___ EXTRACTED MATERIAL
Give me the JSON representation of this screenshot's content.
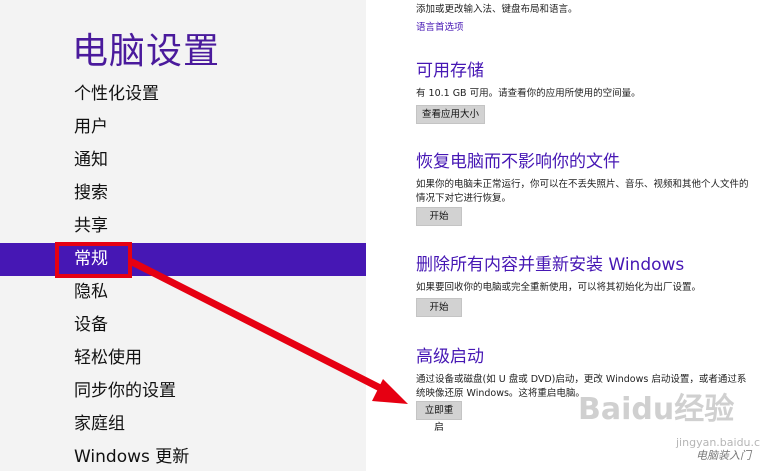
{
  "sidebar": {
    "title": "电脑设置",
    "items": [
      {
        "label": "个性化设置"
      },
      {
        "label": "用户"
      },
      {
        "label": "通知"
      },
      {
        "label": "搜索"
      },
      {
        "label": "共享"
      },
      {
        "label": "常规",
        "active": true
      },
      {
        "label": "隐私"
      },
      {
        "label": "设备"
      },
      {
        "label": "轻松使用"
      },
      {
        "label": "同步你的设置"
      },
      {
        "label": "家庭组"
      },
      {
        "label": "Windows 更新"
      }
    ]
  },
  "content": {
    "top_desc": "添加或更改输入法、键盘布局和语言。",
    "language_link": "语言首选项",
    "storage": {
      "title": "可用存储",
      "desc": "有 10.1 GB 可用。请查看你的应用所使用的空间量。",
      "button": "查看应用大小"
    },
    "refresh": {
      "title": "恢复电脑而不影响你的文件",
      "desc": "如果你的电脑未正常运行，你可以在不丢失照片、音乐、视频和其他个人文件的情况下对它进行恢复。",
      "button": "开始"
    },
    "reset": {
      "title": "删除所有内容并重新安装 Windows",
      "desc": "如果要回收你的电脑或完全重新使用，可以将其初始化为出厂设置。",
      "button": "开始"
    },
    "advanced": {
      "title": "高级启动",
      "desc": "通过设备或磁盘(如 U 盘或 DVD)启动，更改 Windows 启动设置，或者通过系统映像还原 Windows。这将重启电脑。",
      "button": "立即重启"
    }
  },
  "watermark": {
    "brand": "Baidu经验",
    "url": "jingyan.baidu.com",
    "author": "电脑装入门"
  },
  "colors": {
    "accent": "#4617b4",
    "annotation": "#e60012"
  }
}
______
▶ STATED PROBLEM: Any pictures should be dropped; transcribe the rest of the records above exactly.

▶ RESULT FOR THIS EXERCISE:
Give me the JSON representation of this screenshot's content.
{
  "sidebar": {
    "title": "电脑设置",
    "items": [
      {
        "label": "个性化设置"
      },
      {
        "label": "用户"
      },
      {
        "label": "通知"
      },
      {
        "label": "搜索"
      },
      {
        "label": "共享"
      },
      {
        "label": "常规",
        "active": true
      },
      {
        "label": "隐私"
      },
      {
        "label": "设备"
      },
      {
        "label": "轻松使用"
      },
      {
        "label": "同步你的设置"
      },
      {
        "label": "家庭组"
      },
      {
        "label": "Windows 更新"
      }
    ]
  },
  "content": {
    "top_desc": "添加或更改输入法、键盘布局和语言。",
    "language_link": "语言首选项",
    "storage": {
      "title": "可用存储",
      "desc": "有 10.1 GB 可用。请查看你的应用所使用的空间量。",
      "button": "查看应用大小"
    },
    "refresh": {
      "title": "恢复电脑而不影响你的文件",
      "desc": "如果你的电脑未正常运行，你可以在不丢失照片、音乐、视频和其他个人文件的情况下对它进行恢复。",
      "button": "开始"
    },
    "reset": {
      "title": "删除所有内容并重新安装 Windows",
      "desc": "如果要回收你的电脑或完全重新使用，可以将其初始化为出厂设置。",
      "button": "开始"
    },
    "advanced": {
      "title": "高级启动",
      "desc": "通过设备或磁盘(如 U 盘或 DVD)启动，更改 Windows 启动设置，或者通过系统映像还原 Windows。这将重启电脑。",
      "button": "立即重启"
    }
  },
  "watermark": {
    "brand": "Baidu经验",
    "url": "jingyan.baidu.com",
    "author": "电脑装入门"
  },
  "colors": {
    "accent": "#4617b4",
    "annotation": "#e60012"
  }
}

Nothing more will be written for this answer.